*Exercise details*
Filter the entries that follow, copying every line in which the word "Eastern" appears.

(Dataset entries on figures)

--

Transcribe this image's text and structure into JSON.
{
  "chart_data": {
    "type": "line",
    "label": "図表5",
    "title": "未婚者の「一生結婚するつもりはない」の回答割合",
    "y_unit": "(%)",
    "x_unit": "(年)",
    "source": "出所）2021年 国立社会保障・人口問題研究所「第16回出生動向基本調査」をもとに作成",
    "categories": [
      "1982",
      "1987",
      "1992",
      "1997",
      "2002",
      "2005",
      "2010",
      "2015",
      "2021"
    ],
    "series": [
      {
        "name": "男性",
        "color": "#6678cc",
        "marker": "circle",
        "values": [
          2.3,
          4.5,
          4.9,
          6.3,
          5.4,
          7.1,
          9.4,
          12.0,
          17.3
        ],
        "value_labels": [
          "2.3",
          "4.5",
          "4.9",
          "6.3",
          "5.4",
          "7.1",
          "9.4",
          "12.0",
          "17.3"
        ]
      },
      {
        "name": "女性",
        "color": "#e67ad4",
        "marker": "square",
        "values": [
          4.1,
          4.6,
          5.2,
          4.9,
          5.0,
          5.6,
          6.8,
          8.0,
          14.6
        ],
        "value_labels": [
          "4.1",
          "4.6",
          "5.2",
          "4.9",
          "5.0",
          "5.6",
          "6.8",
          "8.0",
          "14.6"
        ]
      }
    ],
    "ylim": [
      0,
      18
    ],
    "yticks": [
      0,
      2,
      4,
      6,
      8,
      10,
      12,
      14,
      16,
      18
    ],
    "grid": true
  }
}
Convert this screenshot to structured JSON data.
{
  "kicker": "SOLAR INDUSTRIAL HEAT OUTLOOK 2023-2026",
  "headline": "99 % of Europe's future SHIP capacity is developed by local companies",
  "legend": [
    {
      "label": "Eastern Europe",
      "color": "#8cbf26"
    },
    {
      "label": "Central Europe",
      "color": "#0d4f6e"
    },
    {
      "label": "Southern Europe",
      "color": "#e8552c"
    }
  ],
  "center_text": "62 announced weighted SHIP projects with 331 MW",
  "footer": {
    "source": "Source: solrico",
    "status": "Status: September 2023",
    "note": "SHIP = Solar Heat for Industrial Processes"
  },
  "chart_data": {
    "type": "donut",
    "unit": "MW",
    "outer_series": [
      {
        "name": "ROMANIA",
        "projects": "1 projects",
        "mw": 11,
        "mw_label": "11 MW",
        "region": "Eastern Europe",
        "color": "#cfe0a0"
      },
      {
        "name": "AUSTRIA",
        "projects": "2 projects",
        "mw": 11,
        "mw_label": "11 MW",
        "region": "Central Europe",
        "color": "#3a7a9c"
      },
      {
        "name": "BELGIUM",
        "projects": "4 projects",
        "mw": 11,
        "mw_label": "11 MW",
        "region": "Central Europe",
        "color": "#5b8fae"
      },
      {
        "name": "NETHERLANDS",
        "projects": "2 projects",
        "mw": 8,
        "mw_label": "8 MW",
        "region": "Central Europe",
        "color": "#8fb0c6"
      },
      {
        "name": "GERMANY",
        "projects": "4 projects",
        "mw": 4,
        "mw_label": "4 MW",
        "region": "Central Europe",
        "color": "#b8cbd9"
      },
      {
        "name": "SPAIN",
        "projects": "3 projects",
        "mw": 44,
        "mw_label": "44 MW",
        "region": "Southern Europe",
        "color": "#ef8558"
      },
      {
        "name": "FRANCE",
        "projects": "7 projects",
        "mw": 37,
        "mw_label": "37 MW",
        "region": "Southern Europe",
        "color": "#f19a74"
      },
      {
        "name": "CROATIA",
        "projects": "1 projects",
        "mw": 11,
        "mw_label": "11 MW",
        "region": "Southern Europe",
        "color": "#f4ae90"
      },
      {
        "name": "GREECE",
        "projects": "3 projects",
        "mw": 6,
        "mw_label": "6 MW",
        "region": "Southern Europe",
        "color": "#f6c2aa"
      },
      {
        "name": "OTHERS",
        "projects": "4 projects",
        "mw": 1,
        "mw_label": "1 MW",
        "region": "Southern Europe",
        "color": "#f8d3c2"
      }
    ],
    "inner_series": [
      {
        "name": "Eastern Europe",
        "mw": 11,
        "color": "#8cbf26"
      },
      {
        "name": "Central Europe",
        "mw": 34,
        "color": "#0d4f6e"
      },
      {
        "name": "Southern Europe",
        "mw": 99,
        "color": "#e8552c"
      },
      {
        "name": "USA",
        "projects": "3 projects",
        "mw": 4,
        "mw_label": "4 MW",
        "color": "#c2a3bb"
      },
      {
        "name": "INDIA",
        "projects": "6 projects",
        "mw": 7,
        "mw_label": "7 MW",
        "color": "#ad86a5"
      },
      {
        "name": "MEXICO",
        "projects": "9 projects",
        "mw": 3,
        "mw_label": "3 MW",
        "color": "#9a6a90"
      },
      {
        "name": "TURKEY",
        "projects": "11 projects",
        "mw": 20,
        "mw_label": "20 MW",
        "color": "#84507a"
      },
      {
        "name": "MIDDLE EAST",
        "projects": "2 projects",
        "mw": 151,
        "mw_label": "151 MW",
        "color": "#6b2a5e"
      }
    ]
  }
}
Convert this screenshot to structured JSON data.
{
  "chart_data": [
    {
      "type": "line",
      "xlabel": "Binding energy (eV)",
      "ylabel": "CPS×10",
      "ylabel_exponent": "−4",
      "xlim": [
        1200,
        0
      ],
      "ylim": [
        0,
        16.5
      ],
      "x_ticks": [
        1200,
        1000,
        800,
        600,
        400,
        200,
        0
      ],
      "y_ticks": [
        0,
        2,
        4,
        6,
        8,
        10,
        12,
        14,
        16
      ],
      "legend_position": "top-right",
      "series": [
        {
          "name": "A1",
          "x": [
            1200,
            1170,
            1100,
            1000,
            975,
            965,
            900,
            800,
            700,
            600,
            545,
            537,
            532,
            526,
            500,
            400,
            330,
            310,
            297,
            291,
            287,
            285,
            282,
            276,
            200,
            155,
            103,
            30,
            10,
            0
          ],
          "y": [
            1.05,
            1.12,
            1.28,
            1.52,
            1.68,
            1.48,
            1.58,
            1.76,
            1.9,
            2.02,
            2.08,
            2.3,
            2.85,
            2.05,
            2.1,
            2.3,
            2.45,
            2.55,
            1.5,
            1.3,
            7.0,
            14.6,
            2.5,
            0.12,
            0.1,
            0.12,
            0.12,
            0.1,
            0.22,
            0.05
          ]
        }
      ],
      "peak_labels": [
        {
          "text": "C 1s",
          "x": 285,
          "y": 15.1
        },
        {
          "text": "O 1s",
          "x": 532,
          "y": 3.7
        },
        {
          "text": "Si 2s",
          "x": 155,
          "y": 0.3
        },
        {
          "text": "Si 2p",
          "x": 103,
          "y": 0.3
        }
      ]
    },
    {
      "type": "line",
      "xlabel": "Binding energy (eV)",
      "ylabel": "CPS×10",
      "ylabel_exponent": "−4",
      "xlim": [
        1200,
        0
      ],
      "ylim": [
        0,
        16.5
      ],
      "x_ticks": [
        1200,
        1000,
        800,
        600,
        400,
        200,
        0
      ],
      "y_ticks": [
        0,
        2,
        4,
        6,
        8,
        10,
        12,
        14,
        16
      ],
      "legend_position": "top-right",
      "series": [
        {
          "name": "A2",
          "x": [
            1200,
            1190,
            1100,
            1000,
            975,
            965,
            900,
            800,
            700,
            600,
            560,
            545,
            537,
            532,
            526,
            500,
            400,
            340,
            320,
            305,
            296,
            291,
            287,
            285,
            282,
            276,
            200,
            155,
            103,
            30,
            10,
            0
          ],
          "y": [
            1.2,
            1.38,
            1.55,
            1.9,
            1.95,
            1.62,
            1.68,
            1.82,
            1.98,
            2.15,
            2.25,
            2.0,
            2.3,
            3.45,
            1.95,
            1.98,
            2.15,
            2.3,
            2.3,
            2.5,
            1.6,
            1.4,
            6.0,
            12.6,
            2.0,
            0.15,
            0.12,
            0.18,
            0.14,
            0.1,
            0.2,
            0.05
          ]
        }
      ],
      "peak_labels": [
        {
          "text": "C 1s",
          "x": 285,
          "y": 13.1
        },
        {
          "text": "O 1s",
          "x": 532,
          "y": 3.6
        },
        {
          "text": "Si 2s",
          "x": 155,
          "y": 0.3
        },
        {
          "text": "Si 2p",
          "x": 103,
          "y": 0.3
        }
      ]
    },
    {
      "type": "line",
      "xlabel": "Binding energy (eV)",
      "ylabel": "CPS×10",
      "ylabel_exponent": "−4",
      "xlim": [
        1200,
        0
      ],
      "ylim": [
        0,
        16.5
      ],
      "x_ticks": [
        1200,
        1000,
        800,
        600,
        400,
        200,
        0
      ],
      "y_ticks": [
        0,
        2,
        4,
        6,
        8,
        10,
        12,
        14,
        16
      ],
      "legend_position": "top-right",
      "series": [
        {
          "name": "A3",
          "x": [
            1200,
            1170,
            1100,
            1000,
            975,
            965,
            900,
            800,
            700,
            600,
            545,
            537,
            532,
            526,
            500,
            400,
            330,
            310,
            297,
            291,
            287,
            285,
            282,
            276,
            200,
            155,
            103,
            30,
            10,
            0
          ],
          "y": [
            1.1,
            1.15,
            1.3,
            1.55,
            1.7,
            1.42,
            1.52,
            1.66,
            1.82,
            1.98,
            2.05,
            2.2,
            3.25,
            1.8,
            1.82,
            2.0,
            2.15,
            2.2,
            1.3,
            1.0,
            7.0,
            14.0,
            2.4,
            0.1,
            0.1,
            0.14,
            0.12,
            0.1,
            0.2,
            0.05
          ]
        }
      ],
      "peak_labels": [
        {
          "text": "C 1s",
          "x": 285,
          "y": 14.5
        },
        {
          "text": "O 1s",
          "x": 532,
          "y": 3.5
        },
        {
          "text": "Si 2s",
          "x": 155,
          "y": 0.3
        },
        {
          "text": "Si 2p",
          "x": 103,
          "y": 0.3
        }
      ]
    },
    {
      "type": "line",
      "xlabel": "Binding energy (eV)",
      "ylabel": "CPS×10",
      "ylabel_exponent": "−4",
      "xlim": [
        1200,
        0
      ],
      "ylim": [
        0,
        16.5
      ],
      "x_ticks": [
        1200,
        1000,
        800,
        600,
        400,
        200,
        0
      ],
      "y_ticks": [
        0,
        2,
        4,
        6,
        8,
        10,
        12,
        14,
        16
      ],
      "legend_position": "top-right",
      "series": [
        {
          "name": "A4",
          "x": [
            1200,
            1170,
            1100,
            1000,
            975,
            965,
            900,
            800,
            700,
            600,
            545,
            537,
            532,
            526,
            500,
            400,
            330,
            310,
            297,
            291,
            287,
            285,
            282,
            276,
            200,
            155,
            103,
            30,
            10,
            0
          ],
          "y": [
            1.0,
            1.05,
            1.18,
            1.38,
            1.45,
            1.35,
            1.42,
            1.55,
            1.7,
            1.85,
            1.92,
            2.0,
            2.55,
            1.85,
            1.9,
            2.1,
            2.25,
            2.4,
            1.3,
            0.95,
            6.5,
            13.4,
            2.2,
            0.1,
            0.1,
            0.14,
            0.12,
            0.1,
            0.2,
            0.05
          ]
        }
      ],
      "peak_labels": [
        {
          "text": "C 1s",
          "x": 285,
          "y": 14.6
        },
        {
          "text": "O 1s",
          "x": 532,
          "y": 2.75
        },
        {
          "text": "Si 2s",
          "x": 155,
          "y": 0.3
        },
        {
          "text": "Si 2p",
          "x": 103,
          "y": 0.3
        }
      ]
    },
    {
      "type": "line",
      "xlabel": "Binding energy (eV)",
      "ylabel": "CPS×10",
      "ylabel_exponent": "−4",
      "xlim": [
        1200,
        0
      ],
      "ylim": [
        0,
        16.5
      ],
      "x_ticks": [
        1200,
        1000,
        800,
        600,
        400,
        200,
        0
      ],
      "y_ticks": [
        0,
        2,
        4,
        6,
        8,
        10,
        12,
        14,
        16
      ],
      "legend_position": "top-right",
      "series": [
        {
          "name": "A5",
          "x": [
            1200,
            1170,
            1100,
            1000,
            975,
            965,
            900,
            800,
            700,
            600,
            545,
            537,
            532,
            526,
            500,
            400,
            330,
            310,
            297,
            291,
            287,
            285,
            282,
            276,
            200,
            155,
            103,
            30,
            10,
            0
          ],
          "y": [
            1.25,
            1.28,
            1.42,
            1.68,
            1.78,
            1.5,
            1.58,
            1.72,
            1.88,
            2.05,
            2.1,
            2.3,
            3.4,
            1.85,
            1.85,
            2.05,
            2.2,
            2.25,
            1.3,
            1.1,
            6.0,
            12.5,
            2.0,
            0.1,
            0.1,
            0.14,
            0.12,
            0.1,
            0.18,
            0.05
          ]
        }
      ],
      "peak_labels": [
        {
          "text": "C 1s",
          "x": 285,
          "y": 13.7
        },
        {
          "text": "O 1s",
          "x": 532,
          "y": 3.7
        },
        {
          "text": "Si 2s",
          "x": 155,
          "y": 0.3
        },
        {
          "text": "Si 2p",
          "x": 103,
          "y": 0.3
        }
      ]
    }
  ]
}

--

*The answer*
      "label": "Eastern Europe",
        "region": "Eastern Europe",
        "name": "Eastern Europe",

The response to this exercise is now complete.